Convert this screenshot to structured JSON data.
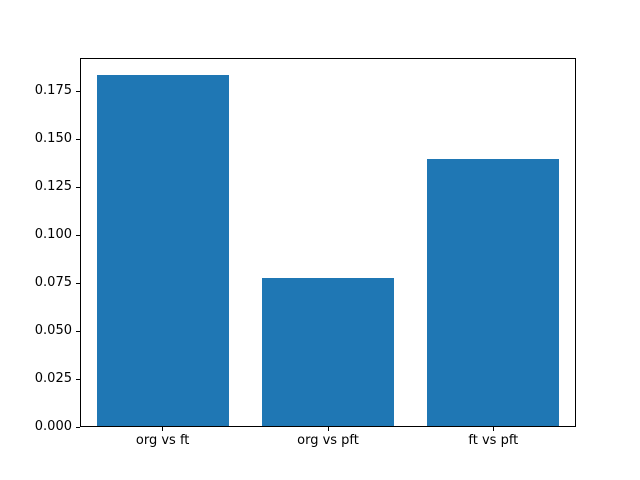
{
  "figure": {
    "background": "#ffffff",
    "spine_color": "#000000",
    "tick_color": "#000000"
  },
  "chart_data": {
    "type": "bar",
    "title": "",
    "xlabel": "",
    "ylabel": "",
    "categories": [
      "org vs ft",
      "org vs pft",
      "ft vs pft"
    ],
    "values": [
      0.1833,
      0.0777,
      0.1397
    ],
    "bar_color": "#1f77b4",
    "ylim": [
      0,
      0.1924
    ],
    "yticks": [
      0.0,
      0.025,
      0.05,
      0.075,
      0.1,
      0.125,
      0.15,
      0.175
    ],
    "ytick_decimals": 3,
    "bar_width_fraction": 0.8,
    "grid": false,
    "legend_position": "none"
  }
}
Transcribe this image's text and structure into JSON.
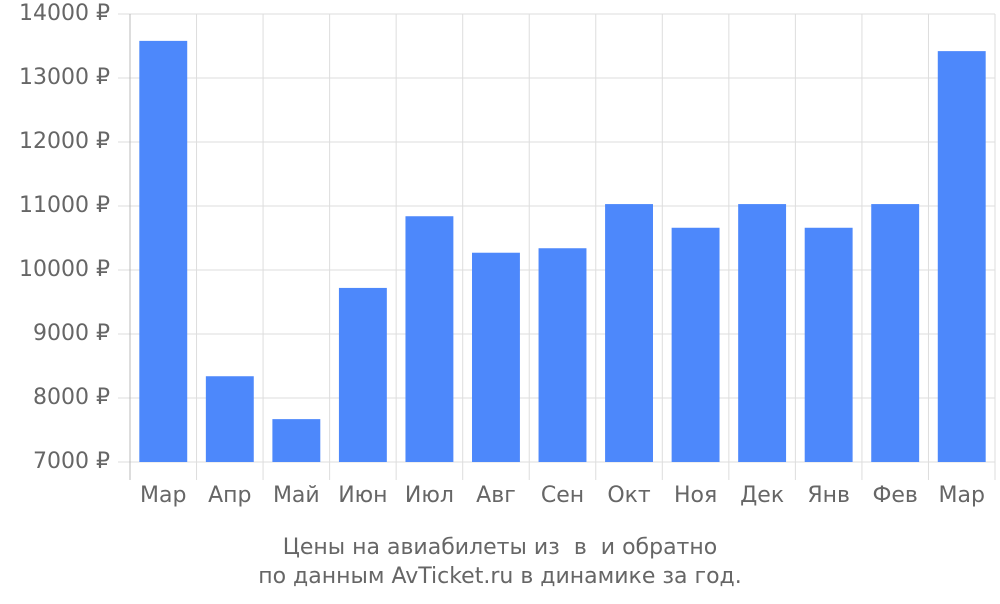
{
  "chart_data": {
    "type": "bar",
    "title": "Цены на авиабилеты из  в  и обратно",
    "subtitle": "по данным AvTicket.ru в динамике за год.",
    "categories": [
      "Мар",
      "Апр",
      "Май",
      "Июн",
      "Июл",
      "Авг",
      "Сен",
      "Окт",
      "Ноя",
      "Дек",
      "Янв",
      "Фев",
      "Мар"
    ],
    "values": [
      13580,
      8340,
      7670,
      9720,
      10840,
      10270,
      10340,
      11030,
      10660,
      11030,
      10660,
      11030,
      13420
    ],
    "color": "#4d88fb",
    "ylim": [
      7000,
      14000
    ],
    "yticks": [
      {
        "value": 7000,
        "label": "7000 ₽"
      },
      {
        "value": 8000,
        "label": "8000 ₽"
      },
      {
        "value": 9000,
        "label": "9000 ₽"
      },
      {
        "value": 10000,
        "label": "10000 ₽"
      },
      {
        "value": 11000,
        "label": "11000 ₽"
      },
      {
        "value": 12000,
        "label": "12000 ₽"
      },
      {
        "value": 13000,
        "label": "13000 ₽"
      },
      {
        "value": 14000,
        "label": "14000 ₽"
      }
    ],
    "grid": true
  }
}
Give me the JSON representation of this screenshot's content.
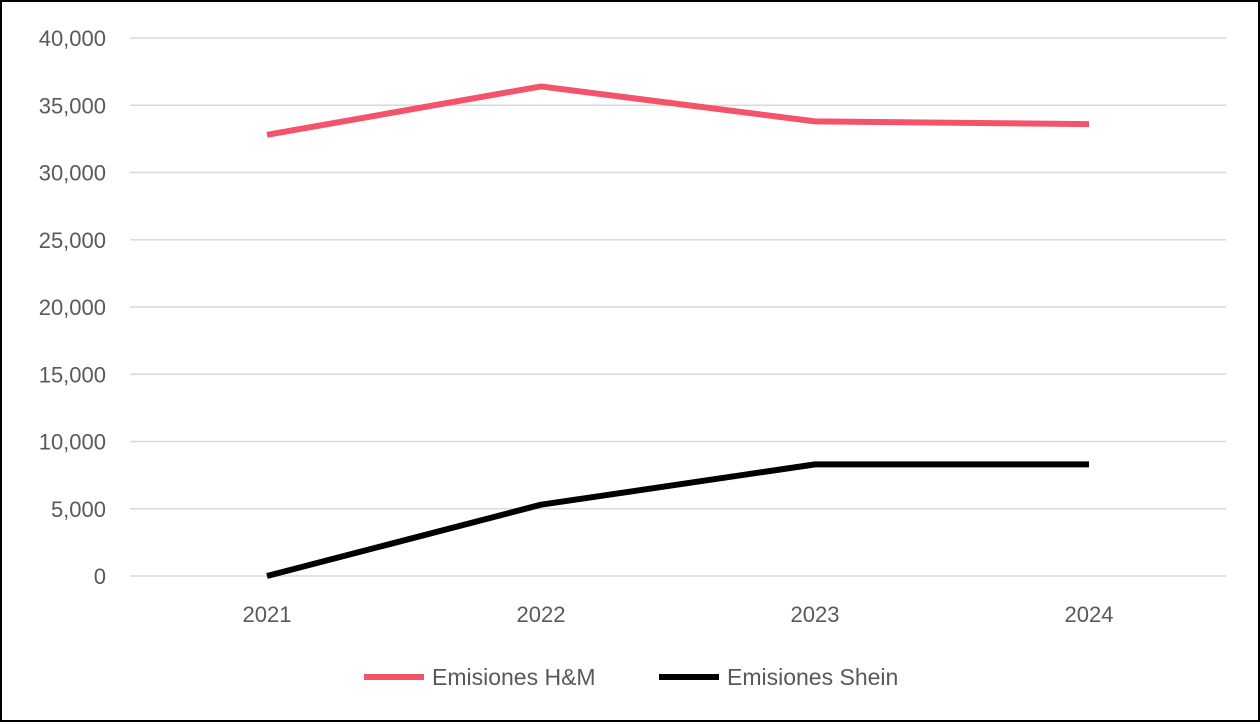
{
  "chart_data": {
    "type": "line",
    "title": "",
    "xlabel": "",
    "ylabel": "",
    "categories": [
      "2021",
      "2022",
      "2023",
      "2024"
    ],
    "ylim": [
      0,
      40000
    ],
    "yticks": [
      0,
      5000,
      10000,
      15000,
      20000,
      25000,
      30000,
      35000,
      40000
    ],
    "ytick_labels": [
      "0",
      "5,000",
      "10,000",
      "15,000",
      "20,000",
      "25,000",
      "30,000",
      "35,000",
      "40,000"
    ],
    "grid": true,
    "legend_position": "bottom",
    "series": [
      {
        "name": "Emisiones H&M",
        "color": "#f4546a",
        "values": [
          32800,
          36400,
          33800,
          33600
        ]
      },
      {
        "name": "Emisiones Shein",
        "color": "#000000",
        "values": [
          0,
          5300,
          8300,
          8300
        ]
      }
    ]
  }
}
══════
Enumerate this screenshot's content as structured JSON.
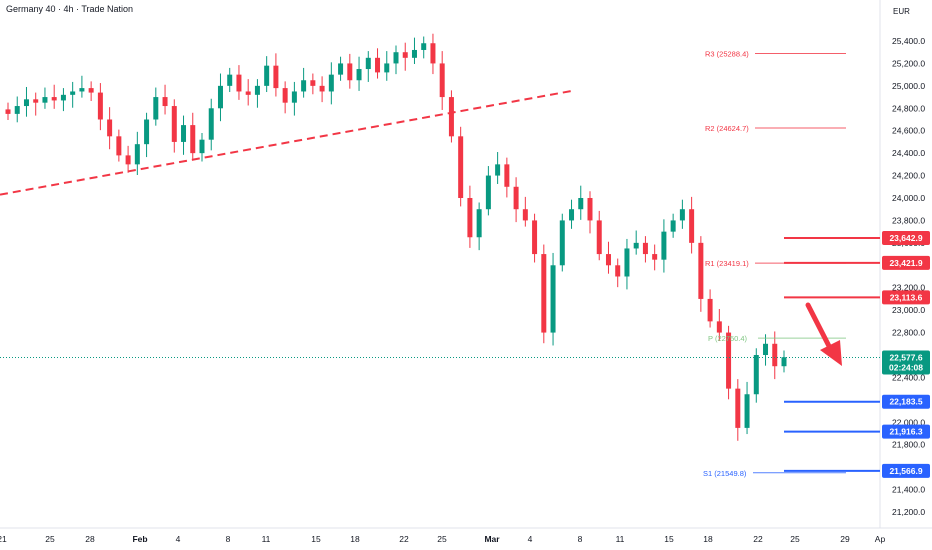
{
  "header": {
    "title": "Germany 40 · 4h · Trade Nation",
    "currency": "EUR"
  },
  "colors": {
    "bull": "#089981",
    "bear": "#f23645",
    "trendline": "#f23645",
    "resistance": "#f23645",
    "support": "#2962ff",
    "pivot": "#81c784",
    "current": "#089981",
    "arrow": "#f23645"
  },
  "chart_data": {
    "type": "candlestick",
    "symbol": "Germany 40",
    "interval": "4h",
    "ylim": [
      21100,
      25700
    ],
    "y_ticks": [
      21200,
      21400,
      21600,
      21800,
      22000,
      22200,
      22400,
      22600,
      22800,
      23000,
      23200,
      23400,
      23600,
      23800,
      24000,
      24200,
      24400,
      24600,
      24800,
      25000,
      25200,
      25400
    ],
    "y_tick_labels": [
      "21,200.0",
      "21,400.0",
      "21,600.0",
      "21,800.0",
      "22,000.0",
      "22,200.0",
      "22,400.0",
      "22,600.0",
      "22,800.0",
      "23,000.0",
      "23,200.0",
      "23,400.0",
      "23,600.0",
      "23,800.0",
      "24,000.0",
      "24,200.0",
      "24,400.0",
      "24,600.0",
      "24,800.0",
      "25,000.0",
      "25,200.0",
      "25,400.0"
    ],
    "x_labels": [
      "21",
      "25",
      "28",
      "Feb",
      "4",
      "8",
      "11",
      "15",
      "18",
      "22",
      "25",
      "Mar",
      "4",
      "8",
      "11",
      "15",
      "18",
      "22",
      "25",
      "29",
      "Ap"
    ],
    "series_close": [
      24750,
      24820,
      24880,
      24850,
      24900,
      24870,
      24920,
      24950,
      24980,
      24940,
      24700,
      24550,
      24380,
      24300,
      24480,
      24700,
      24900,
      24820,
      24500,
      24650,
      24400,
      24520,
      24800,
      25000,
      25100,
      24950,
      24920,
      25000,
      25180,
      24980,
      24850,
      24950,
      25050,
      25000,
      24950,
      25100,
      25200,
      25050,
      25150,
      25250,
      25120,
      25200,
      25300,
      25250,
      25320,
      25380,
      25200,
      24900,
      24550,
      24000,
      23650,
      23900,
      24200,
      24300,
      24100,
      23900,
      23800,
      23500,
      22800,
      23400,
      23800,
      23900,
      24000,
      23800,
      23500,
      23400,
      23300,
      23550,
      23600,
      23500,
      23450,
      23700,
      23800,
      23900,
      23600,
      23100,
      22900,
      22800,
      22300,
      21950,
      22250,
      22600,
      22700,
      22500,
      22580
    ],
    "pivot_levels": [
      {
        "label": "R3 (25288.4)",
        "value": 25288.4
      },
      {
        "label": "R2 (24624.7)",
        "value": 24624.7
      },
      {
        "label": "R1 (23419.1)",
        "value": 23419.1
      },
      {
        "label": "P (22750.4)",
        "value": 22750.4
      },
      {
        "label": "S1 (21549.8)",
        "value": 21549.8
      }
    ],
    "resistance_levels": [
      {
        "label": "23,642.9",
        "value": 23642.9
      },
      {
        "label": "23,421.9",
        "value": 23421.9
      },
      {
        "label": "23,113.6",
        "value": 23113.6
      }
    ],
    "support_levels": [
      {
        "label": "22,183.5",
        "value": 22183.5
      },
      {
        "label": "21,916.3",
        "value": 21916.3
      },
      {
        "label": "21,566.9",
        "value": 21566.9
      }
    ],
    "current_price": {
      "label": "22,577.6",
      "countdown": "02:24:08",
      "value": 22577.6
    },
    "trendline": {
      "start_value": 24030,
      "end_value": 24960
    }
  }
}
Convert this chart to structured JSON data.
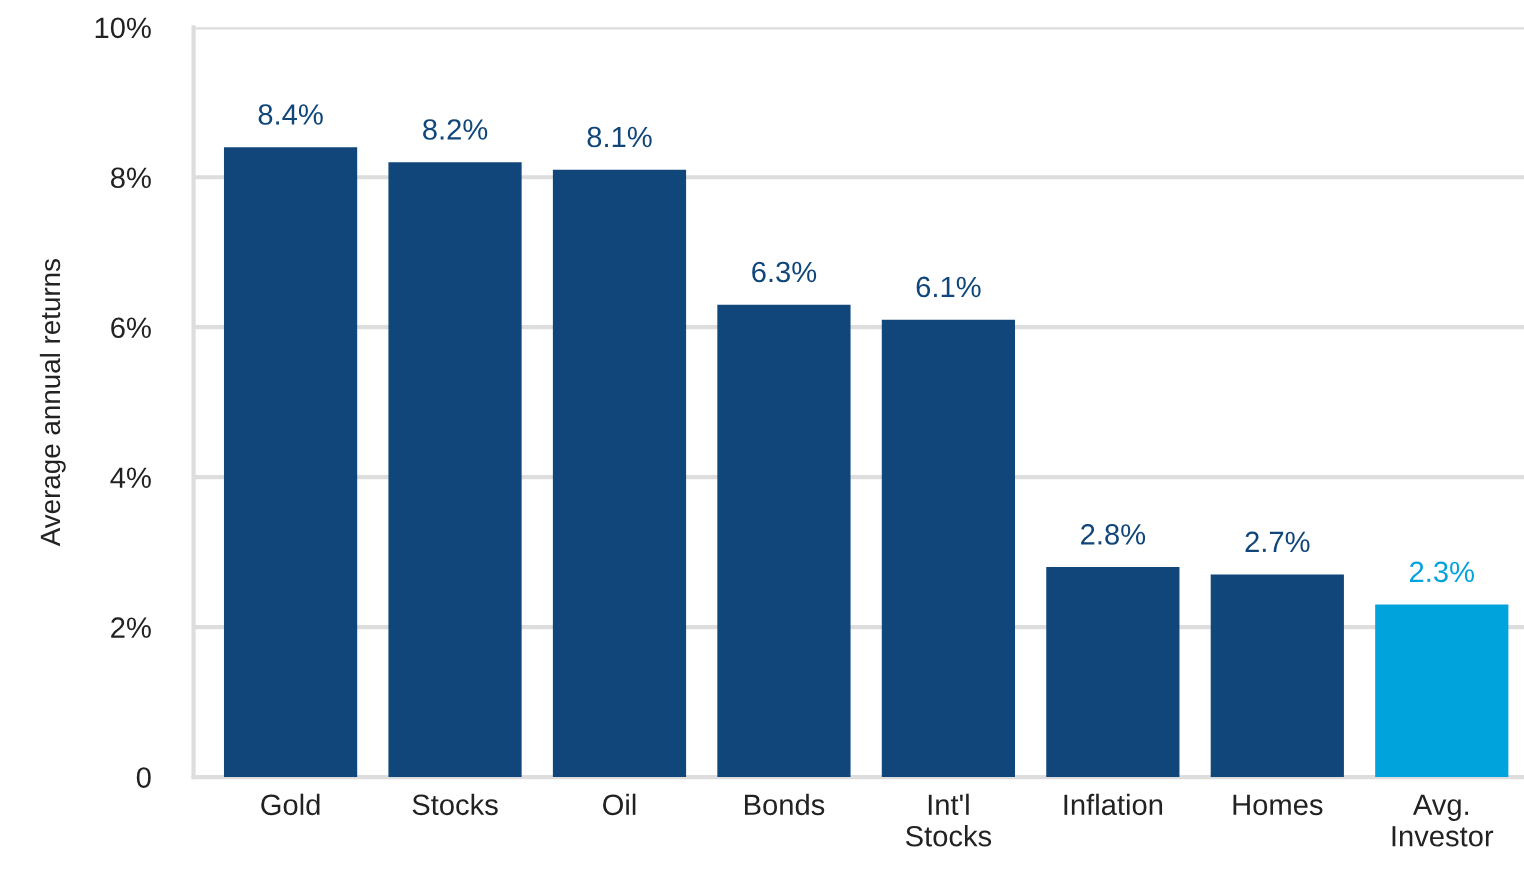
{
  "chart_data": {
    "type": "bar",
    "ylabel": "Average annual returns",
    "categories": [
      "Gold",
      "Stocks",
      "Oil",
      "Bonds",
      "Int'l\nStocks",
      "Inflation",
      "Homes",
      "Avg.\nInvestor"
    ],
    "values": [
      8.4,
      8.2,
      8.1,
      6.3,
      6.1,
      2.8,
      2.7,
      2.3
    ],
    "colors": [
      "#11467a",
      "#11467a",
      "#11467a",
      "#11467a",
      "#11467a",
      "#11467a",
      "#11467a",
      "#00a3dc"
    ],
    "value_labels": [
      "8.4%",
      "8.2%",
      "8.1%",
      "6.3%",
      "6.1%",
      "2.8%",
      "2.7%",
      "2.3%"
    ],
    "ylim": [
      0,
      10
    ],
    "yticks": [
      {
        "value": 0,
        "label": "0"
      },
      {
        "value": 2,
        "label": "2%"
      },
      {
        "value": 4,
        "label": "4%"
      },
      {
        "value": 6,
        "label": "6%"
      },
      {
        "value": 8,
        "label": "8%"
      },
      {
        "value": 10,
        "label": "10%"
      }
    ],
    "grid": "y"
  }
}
══════
» Task statement
Report only how many lines in the listing contain the string "Germany".

» Answer in full
2